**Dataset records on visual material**
····················

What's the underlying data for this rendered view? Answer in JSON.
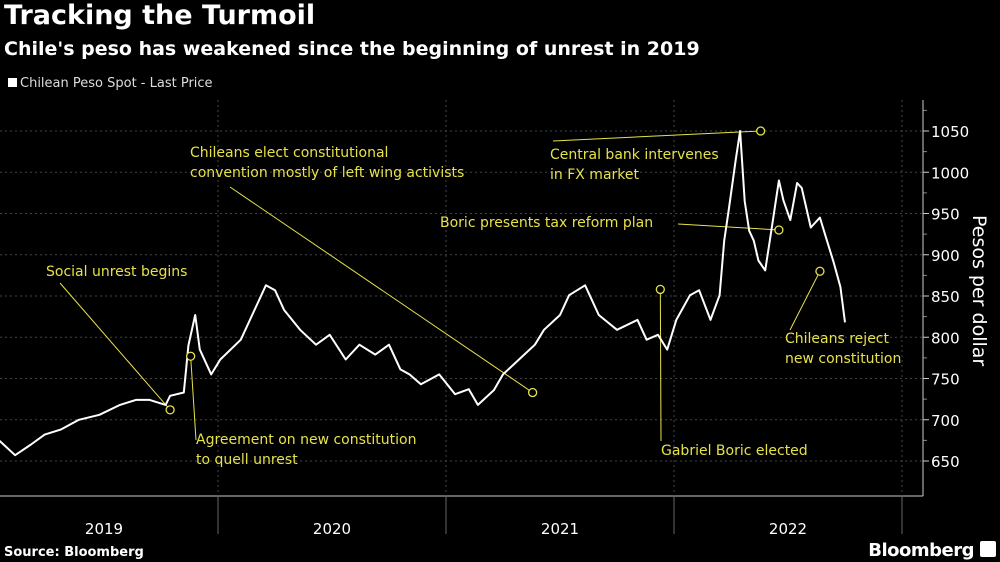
{
  "title": "Tracking the Turmoil",
  "subtitle": "Chile's peso has weakened since the beginning of unrest in 2019",
  "legend": "Chilean Peso Spot - Last Price",
  "source": "Source: Bloomberg",
  "brand": "Bloomberg",
  "colors": {
    "line": "#ffffff",
    "annotation": "#e6e24a",
    "background": "#000000"
  },
  "chart_data": {
    "type": "line",
    "title": "Tracking the Turmoil",
    "ylabel": "Pesos per dollar",
    "ylim": [
      610,
      1085
    ],
    "yticks": [
      650,
      700,
      750,
      800,
      850,
      900,
      950,
      1000,
      1050
    ],
    "xticks": [
      "2019",
      "2020",
      "2021",
      "2022"
    ],
    "grid": true,
    "legend_position": "top-left",
    "series": [
      {
        "name": "Chilean Peso Spot - Last Price",
        "x": [
          2019.04,
          2019.11,
          2019.18,
          2019.24,
          2019.31,
          2019.39,
          2019.48,
          2019.57,
          2019.64,
          2019.7,
          2019.77,
          2019.79,
          2019.85,
          2019.86,
          2019.87,
          2019.9,
          2019.92,
          2019.97,
          2020.01,
          2020.1,
          2020.16,
          2020.21,
          2020.25,
          2020.29,
          2020.36,
          2020.43,
          2020.49,
          2020.56,
          2020.62,
          2020.69,
          2020.75,
          2020.8,
          2020.84,
          2020.89,
          2020.97,
          2021.04,
          2021.1,
          2021.14,
          2021.21,
          2021.25,
          2021.32,
          2021.39,
          2021.43,
          2021.5,
          2021.54,
          2021.61,
          2021.67,
          2021.75,
          2021.84,
          2021.88,
          2021.93,
          2021.97,
          2022.01,
          2022.07,
          2022.11,
          2022.16,
          2022.2,
          2022.22,
          2022.24,
          2022.27,
          2022.29,
          2022.31,
          2022.33,
          2022.35,
          2022.37,
          2022.4,
          2022.42,
          2022.46,
          2022.48,
          2022.51,
          2022.54,
          2022.56,
          2022.6,
          2022.64,
          2022.68,
          2022.7,
          2022.73,
          2022.75
        ],
        "y": [
          675,
          657,
          670,
          682,
          688,
          700,
          706,
          718,
          724,
          724,
          718,
          729,
          733,
          761,
          790,
          827,
          785,
          755,
          773,
          797,
          833,
          863,
          857,
          833,
          809,
          791,
          803,
          773,
          791,
          779,
          791,
          761,
          755,
          743,
          755,
          731,
          737,
          718,
          736,
          755,
          773,
          791,
          809,
          827,
          851,
          863,
          827,
          809,
          821,
          797,
          803,
          785,
          821,
          851,
          857,
          821,
          851,
          917,
          954,
          1014,
          1050,
          965,
          929,
          917,
          893,
          881,
          917,
          990,
          966,
          942,
          987,
          981,
          933,
          945,
          909,
          891,
          861,
          818
        ]
      }
    ],
    "annotations": [
      {
        "text": "Social unrest begins",
        "x": 2019.79,
        "y": 712
      },
      {
        "text": "Agreement on new constitution\nto quell unrest",
        "x": 2019.88,
        "y": 777
      },
      {
        "text": "Chileans elect constitutional\nconvention mostly of left wing activists",
        "x": 2021.38,
        "y": 733
      },
      {
        "text": "Gabriel Boric elected",
        "x": 2021.94,
        "y": 858
      },
      {
        "text": "Boric presents tax reform plan",
        "x": 2022.46,
        "y": 930
      },
      {
        "text": "Central bank intervenes\nin FX market",
        "x": 2022.38,
        "y": 1050
      },
      {
        "text": "Chileans reject\nnew constitution",
        "x": 2022.64,
        "y": 880
      }
    ]
  }
}
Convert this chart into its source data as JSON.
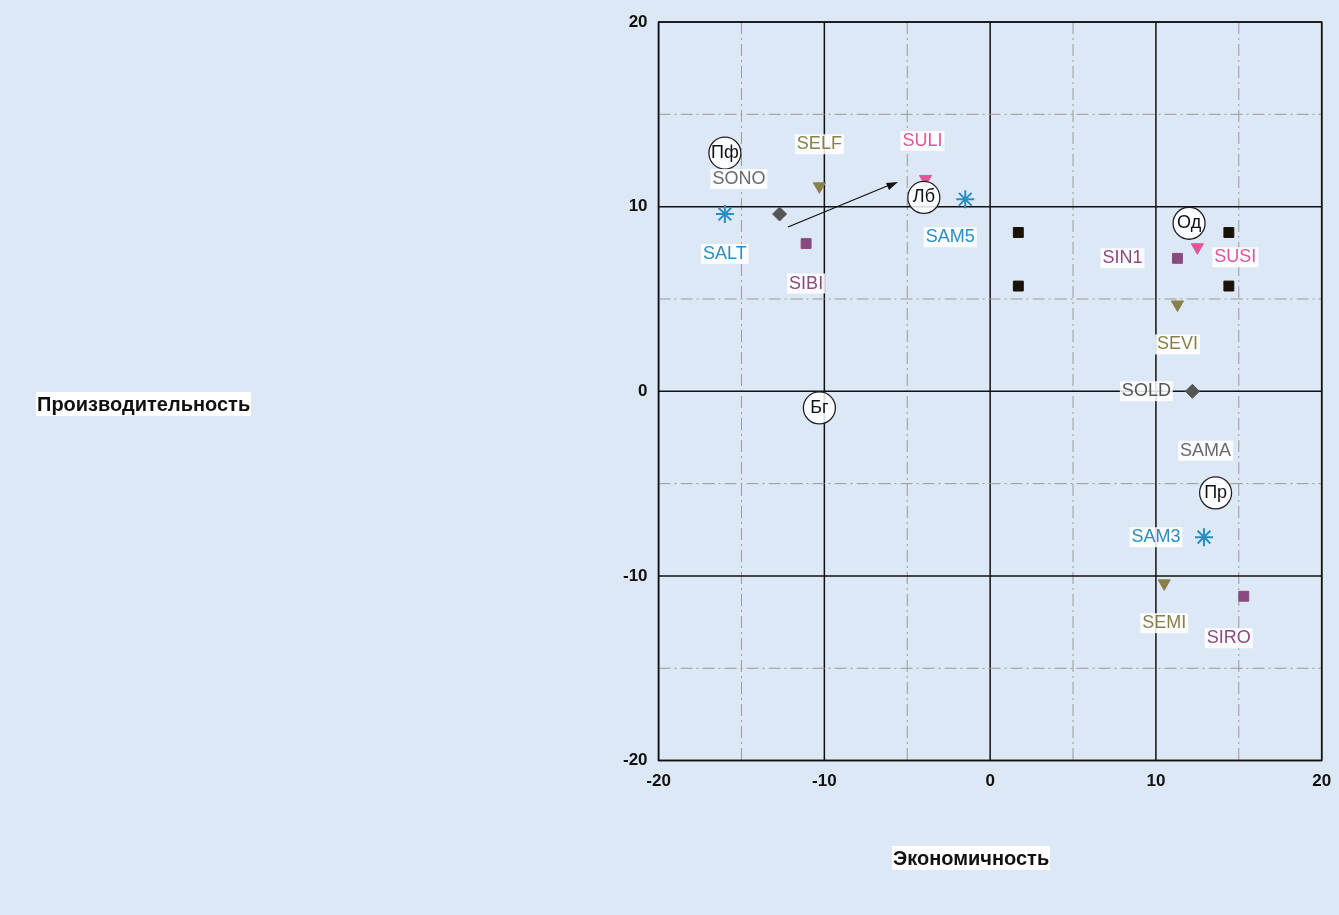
{
  "chart_data": {
    "type": "scatter",
    "xlabel": "Экономичность",
    "annotations": [
      "Производительность",
      {
        "text": "SONO",
        "x": -16,
        "y": 12.9
      },
      {
        "text": "SAMA",
        "x": 13.6,
        "y": -5.5
      }
    ],
    "xlim": [
      -20,
      20
    ],
    "ylim": [
      -20,
      20
    ],
    "xticks": [
      -20,
      {
        "value": -15,
        "label": null
      },
      -10,
      {
        "value": -5,
        "label": null
      },
      0,
      {
        "value": 5,
        "label": null
      },
      10,
      {
        "value": 15,
        "label": null
      },
      20
    ],
    "yticks": [
      -20,
      {
        "value": -15,
        "label": null
      },
      -10,
      {
        "value": -5,
        "label": null
      },
      0,
      {
        "value": 5,
        "label": null
      },
      10,
      {
        "value": 15,
        "label": null
      },
      20
    ],
    "grid": true,
    "legend": false,
    "series": [
      {
        "color": "#222222",
        "marker": "circle",
        "x": [
          -16,
          -4.0,
          12.0,
          13.6,
          -10.3
        ],
        "values": [
          12.9,
          10.5,
          9.1,
          -5.5,
          -0.9
        ],
        "value_labels": [
          "Пф",
          "Лб",
          "Од",
          "Пр",
          "Бг"
        ]
      },
      {
        "color": "#2a8fc0",
        "marker": "cross",
        "x": [
          -16,
          -1.5,
          12.9
        ],
        "values": [
          9.6,
          10.4,
          -7.9
        ],
        "value_labels": [
          "SALT",
          "SAM5",
          "SAM3"
        ]
      },
      {
        "color": "#8a7f48",
        "marker": "triangle",
        "x": [
          -10.3,
          11.3,
          10.5
        ],
        "values": [
          11.1,
          4.7,
          -10.4
        ],
        "value_labels": [
          "SELF",
          "SEVI",
          "SEMI"
        ]
      },
      {
        "color": "#e0559a",
        "marker": "triangle",
        "x": [
          -3.9,
          12.5
        ],
        "values": [
          11.5,
          7.8
        ],
        "value_labels": [
          "SULI",
          "SUSI"
        ]
      },
      {
        "color": "#8b4a7e",
        "marker": "square",
        "x": [
          -11.1,
          11.3,
          15.3
        ],
        "values": [
          8.0,
          7.2,
          -11.1
        ],
        "value_labels": [
          "SIBI",
          "SIN1",
          "SIRO"
        ]
      },
      {
        "color": "#555555",
        "marker": "diamond",
        "x": [
          -12.7,
          12.2
        ],
        "values": [
          9.6,
          0
        ],
        "value_labels": [
          null,
          "SOLD"
        ]
      },
      {
        "color": "#1a1208",
        "marker": "square",
        "x": [
          1.7,
          1.7,
          14.4,
          14.4
        ],
        "values": [
          8.6,
          5.7,
          8.6,
          5.7
        ]
      }
    ]
  }
}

····················

**Exercise goal**
Write the material out again exactly as it appears, dropping the pictures.

**Output**
What's the underlying data for this rendered view? Answer in JSON.
{
  "title": "Tracking the Turmoil",
  "subtitle": "Chile's peso has weakened since the beginning of unrest in 2019",
  "legend": "Chilean Peso Spot - Last Price",
  "source": "Source: Bloomberg",
  "brand": "Bloomberg",
  "colors": {
    "line": "#ffffff",
    "annotation": "#e6e24a",
    "background": "#000000"
  },
  "chart_data": {
    "type": "line",
    "title": "Tracking the Turmoil",
    "ylabel": "Pesos per dollar",
    "ylim": [
      610,
      1085
    ],
    "yticks": [
      650,
      700,
      750,
      800,
      850,
      900,
      950,
      1000,
      1050
    ],
    "xticks": [
      "2019",
      "2020",
      "2021",
      "2022"
    ],
    "grid": true,
    "legend_position": "top-left",
    "series": [
      {
        "name": "Chilean Peso Spot - Last Price",
        "x": [
          2019.04,
          2019.11,
          2019.18,
          2019.24,
          2019.31,
          2019.39,
          2019.48,
          2019.57,
          2019.64,
          2019.7,
          2019.77,
          2019.79,
          2019.85,
          2019.86,
          2019.87,
          2019.9,
          2019.92,
          2019.97,
          2020.01,
          2020.1,
          2020.16,
          2020.21,
          2020.25,
          2020.29,
          2020.36,
          2020.43,
          2020.49,
          2020.56,
          2020.62,
          2020.69,
          2020.75,
          2020.8,
          2020.84,
          2020.89,
          2020.97,
          2021.04,
          2021.1,
          2021.14,
          2021.21,
          2021.25,
          2021.32,
          2021.39,
          2021.43,
          2021.5,
          2021.54,
          2021.61,
          2021.67,
          2021.75,
          2021.84,
          2021.88,
          2021.93,
          2021.97,
          2022.01,
          2022.07,
          2022.11,
          2022.16,
          2022.2,
          2022.22,
          2022.24,
          2022.27,
          2022.29,
          2022.31,
          2022.33,
          2022.35,
          2022.37,
          2022.4,
          2022.42,
          2022.46,
          2022.48,
          2022.51,
          2022.54,
          2022.56,
          2022.6,
          2022.64,
          2022.68,
          2022.7,
          2022.73,
          2022.75
        ],
        "y": [
          675,
          657,
          670,
          682,
          688,
          700,
          706,
          718,
          724,
          724,
          718,
          729,
          733,
          761,
          790,
          827,
          785,
          755,
          773,
          797,
          833,
          863,
          857,
          833,
          809,
          791,
          803,
          773,
          791,
          779,
          791,
          761,
          755,
          743,
          755,
          731,
          737,
          718,
          736,
          755,
          773,
          791,
          809,
          827,
          851,
          863,
          827,
          809,
          821,
          797,
          803,
          785,
          821,
          851,
          857,
          821,
          851,
          917,
          954,
          1014,
          1050,
          965,
          929,
          917,
          893,
          881,
          917,
          990,
          966,
          942,
          987,
          981,
          933,
          945,
          909,
          891,
          861,
          818
        ]
      }
    ],
    "annotations": [
      {
        "text": "Social unrest begins",
        "x": 2019.79,
        "y": 712
      },
      {
        "text": "Agreement on new constitution\nto quell unrest",
        "x": 2019.88,
        "y": 777
      },
      {
        "text": "Chileans elect constitutional\nconvention mostly of left wing activists",
        "x": 2021.38,
        "y": 733
      },
      {
        "text": "Gabriel Boric elected",
        "x": 2021.94,
        "y": 858
      },
      {
        "text": "Boric presents tax reform plan",
        "x": 2022.46,
        "y": 930
      },
      {
        "text": "Central bank intervenes\nin FX market",
        "x": 2022.38,
        "y": 1050
      },
      {
        "text": "Chileans reject\nnew constitution",
        "x": 2022.64,
        "y": 880
      }
    ]
  }
}
Convert this chart into its source data as JSON.
{
  "chart_data": {
    "type": "scatter",
    "xlabel": "Экономичность",
    "annotations": [
      "Производительность",
      {
        "text": "SONO",
        "x": -16,
        "y": 12.9
      },
      {
        "text": "SAMA",
        "x": 13.6,
        "y": -5.5
      }
    ],
    "xlim": [
      -20,
      20
    ],
    "ylim": [
      -20,
      20
    ],
    "xticks": [
      -20,
      {
        "value": -15,
        "label": null
      },
      -10,
      {
        "value": -5,
        "label": null
      },
      0,
      {
        "value": 5,
        "label": null
      },
      10,
      {
        "value": 15,
        "label": null
      },
      20
    ],
    "yticks": [
      -20,
      {
        "value": -15,
        "label": null
      },
      -10,
      {
        "value": -5,
        "label": null
      },
      0,
      {
        "value": 5,
        "label": null
      },
      10,
      {
        "value": 15,
        "label": null
      },
      20
    ],
    "grid": true,
    "legend": false,
    "series": [
      {
        "color": "#222222",
        "marker": "circle",
        "x": [
          -16,
          -4.0,
          12.0,
          13.6,
          -10.3
        ],
        "values": [
          12.9,
          10.5,
          9.1,
          -5.5,
          -0.9
        ],
        "value_labels": [
          "Пф",
          "Лб",
          "Од",
          "Пр",
          "Бг"
        ]
      },
      {
        "color": "#2a8fc0",
        "marker": "cross",
        "x": [
          -16,
          -1.5,
          12.9
        ],
        "values": [
          9.6,
          10.4,
          -7.9
        ],
        "value_labels": [
          "SALT",
          "SAM5",
          "SAM3"
        ]
      },
      {
        "color": "#8a7f48",
        "marker": "triangle",
        "x": [
          -10.3,
          11.3,
          10.5
        ],
        "values": [
          11.1,
          4.7,
          -10.4
        ],
        "value_labels": [
          "SELF",
          "SEVI",
          "SEMI"
        ]
      },
      {
        "color": "#e0559a",
        "marker": "triangle",
        "x": [
          -3.9,
          12.5
        ],
        "values": [
          11.5,
          7.8
        ],
        "value_labels": [
          "SULI",
          "SUSI"
        ]
      },
      {
        "color": "#8b4a7e",
        "marker": "square",
        "x": [
          -11.1,
          11.3,
          15.3
        ],
        "values": [
          8.0,
          7.2,
          -11.1
        ],
        "value_labels": [
          "SIBI",
          "SIN1",
          "SIRO"
        ]
      },
      {
        "color": "#555555",
        "marker": "diamond",
        "x": [
          -12.7,
          12.2
        ],
        "values": [
          9.6,
          0
        ],
        "value_labels": [
          null,
          "SOLD"
        ]
      },
      {
        "color": "#1a1208",
        "marker": "square",
        "x": [
          1.7,
          1.7,
          14.4,
          14.4
        ],
        "values": [
          8.6,
          5.7,
          8.6,
          5.7
        ]
      }
    ]
  }
}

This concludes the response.